(Entries with figure data)

☆ ☆ ☆ ☆

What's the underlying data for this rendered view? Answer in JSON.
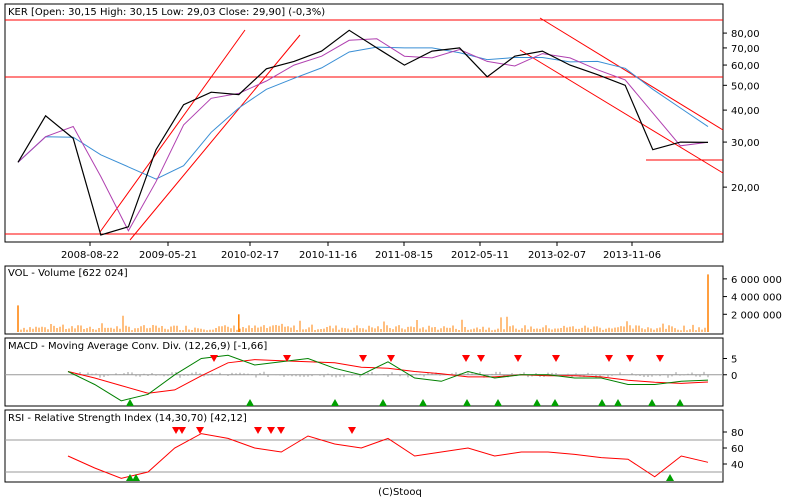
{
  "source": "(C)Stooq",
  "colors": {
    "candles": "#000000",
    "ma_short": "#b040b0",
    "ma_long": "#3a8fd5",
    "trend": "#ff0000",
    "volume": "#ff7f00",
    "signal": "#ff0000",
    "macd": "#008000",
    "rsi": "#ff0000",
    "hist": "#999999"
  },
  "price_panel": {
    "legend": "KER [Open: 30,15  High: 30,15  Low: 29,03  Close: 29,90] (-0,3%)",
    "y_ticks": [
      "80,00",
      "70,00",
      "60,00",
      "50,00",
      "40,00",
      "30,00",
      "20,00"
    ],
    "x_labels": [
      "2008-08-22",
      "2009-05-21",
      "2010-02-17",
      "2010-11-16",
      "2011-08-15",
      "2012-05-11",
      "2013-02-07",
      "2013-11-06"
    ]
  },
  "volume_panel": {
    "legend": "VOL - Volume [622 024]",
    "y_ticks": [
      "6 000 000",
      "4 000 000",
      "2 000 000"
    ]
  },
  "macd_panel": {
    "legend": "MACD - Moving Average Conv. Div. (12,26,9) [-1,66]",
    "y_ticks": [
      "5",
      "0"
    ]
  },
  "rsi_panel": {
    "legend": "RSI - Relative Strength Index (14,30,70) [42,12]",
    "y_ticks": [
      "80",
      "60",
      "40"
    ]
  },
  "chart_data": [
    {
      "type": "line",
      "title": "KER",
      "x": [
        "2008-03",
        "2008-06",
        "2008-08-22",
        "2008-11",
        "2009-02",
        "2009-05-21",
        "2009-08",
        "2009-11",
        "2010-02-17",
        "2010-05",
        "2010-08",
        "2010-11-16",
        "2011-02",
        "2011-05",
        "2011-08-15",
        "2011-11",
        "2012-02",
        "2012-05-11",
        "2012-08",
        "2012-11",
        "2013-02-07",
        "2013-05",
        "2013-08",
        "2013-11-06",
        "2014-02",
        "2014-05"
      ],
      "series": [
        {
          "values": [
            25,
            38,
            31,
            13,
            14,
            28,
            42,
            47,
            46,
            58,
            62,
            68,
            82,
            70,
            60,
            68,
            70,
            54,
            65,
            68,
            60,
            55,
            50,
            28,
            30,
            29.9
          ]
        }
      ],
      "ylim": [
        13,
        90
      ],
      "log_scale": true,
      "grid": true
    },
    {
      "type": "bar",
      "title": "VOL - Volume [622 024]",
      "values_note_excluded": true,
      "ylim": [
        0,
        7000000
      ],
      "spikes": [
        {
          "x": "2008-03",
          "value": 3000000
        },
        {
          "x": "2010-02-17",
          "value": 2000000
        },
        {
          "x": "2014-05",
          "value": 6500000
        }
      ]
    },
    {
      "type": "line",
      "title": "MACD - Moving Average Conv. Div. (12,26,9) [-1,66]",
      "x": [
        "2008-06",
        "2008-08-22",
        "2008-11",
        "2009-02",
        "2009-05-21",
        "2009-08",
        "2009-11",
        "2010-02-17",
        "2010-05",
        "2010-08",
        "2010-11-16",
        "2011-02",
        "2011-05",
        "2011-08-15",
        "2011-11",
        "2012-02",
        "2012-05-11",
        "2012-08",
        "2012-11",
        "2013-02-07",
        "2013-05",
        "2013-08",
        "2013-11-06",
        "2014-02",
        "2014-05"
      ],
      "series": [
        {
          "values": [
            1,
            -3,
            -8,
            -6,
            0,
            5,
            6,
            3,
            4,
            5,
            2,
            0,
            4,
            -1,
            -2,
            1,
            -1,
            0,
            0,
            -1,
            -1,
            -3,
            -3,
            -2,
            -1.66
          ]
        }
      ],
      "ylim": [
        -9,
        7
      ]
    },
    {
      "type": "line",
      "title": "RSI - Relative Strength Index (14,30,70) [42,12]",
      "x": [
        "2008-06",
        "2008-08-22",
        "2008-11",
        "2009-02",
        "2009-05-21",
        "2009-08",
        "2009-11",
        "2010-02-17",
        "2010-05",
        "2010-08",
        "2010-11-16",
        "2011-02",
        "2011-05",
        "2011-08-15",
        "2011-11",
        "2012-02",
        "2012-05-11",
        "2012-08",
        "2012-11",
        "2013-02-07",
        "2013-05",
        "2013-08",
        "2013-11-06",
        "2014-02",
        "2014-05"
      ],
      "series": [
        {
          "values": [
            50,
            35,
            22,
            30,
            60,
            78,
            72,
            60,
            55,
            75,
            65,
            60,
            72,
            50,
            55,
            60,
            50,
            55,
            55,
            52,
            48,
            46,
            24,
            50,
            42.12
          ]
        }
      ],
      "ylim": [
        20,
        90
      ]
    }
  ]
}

☆ ☆ ☆ ☆

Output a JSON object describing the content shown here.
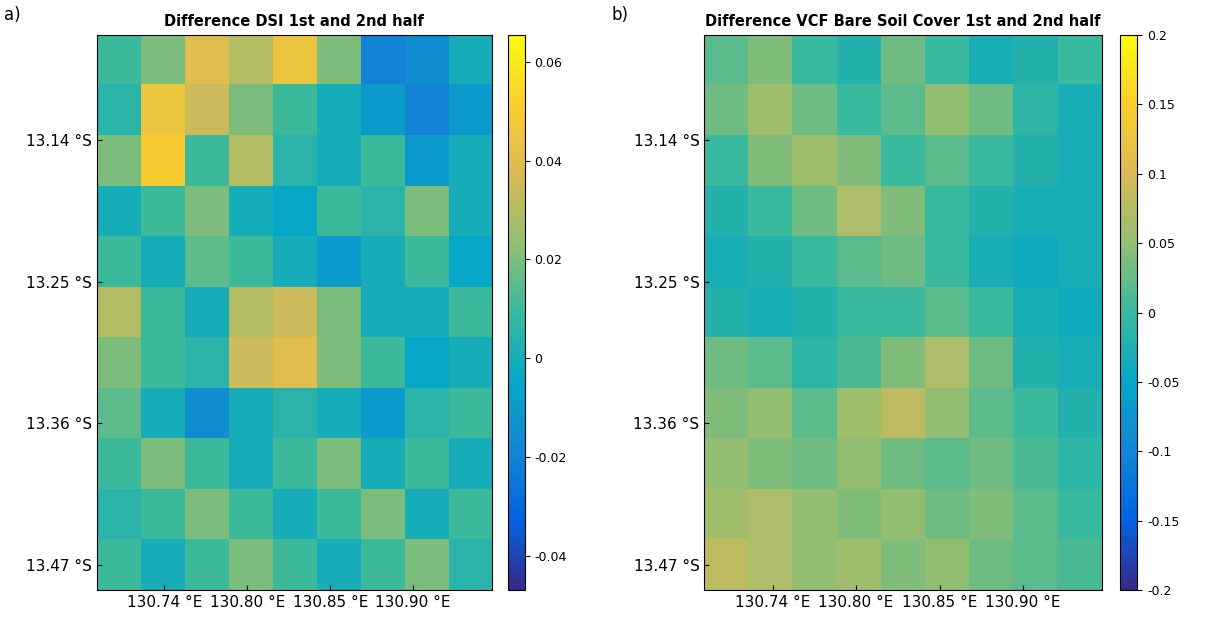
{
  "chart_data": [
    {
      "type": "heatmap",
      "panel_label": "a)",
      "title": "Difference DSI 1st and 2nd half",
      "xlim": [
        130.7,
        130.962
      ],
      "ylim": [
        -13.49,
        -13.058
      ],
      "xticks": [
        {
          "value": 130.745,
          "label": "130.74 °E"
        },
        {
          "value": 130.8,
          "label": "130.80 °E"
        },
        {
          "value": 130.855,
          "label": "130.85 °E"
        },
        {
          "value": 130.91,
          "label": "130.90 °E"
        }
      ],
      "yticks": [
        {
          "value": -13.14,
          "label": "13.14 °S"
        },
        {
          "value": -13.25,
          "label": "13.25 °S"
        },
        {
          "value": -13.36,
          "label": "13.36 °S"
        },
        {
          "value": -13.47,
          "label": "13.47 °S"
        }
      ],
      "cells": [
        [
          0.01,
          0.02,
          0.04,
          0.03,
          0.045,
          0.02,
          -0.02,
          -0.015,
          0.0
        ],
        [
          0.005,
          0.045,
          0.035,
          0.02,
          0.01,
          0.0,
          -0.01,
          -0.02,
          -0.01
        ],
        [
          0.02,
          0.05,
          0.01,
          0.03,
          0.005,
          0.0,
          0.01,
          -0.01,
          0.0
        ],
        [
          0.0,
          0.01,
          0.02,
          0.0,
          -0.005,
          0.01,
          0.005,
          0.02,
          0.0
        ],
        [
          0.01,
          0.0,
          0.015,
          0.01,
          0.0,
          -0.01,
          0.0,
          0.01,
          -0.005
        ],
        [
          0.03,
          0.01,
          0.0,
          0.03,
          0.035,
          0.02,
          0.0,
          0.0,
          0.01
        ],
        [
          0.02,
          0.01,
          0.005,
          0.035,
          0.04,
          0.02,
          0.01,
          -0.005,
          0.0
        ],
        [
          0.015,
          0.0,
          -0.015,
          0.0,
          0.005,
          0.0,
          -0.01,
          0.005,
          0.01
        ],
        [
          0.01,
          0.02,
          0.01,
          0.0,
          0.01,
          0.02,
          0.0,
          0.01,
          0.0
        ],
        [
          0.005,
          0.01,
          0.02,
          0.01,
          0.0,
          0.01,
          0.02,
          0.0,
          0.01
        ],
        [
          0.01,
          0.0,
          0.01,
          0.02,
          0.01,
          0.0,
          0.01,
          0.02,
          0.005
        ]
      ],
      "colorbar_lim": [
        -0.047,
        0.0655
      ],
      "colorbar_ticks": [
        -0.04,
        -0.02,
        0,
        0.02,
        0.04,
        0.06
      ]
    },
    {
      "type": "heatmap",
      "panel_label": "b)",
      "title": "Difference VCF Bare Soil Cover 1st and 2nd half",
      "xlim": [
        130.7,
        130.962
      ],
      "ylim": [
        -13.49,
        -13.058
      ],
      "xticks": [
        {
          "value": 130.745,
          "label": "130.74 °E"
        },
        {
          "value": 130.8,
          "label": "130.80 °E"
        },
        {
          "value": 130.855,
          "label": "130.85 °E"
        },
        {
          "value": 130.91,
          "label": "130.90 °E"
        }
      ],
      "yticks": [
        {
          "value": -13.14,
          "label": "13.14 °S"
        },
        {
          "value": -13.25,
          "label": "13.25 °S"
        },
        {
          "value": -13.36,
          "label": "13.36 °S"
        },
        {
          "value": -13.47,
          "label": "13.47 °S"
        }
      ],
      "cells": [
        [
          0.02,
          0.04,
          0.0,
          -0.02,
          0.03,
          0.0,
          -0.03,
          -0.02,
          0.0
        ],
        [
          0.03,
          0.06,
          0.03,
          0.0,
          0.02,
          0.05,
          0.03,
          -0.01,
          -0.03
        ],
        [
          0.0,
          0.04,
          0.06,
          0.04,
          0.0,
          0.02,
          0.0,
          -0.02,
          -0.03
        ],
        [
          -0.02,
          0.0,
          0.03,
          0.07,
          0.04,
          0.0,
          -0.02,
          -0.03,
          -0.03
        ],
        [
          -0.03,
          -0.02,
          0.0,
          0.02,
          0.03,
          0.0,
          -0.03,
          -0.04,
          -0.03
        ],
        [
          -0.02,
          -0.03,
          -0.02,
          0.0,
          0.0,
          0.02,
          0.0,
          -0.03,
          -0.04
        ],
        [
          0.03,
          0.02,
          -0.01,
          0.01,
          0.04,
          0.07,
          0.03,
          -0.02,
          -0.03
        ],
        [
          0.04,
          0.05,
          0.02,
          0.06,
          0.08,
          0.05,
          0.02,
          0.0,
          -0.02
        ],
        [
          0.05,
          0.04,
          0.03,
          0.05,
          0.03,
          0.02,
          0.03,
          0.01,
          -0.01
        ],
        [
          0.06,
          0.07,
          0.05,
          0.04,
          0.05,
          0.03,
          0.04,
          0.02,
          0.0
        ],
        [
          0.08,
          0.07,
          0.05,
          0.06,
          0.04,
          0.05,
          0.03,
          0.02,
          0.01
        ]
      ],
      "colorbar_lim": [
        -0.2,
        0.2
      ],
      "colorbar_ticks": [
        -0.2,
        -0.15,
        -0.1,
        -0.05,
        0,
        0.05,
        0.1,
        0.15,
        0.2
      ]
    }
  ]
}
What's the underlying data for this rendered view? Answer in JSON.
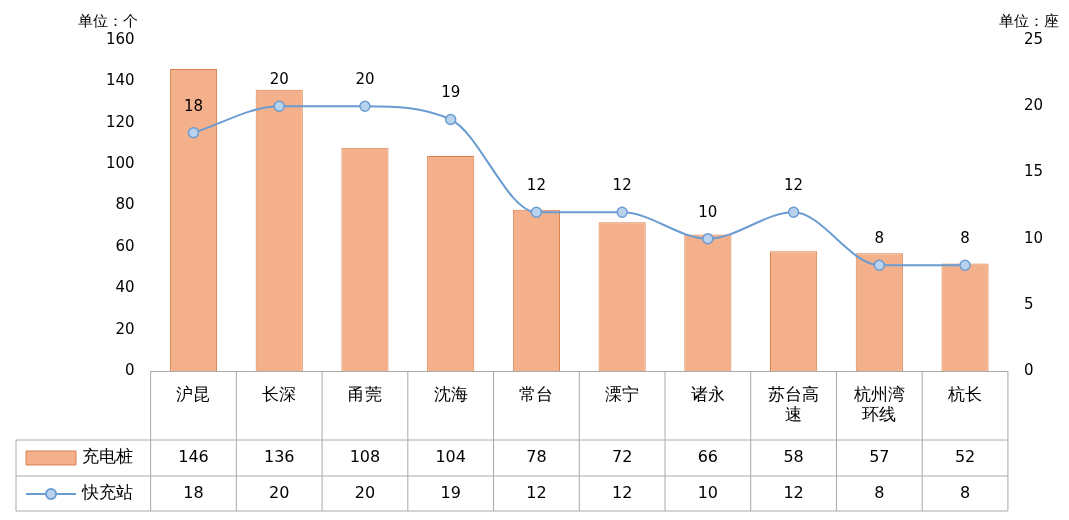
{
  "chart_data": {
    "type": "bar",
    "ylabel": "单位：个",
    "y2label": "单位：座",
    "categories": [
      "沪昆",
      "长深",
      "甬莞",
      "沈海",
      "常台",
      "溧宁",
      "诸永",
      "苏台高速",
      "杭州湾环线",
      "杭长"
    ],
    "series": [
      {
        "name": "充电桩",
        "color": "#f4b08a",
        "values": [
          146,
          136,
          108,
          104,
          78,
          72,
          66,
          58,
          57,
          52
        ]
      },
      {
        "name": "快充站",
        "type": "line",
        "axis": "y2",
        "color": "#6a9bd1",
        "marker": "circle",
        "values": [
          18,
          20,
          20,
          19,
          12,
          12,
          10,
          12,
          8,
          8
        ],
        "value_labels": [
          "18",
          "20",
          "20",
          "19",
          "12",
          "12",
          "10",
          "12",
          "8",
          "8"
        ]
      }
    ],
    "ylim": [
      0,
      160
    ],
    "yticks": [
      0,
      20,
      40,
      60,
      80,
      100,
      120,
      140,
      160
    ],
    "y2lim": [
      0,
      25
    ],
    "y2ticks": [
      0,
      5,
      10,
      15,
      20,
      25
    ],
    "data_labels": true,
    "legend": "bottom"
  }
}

☆ ☆ ☆ ☆

- **Task prompt**
Give only the number of lines in the data that include the string "Difference".

- **Full solution**
2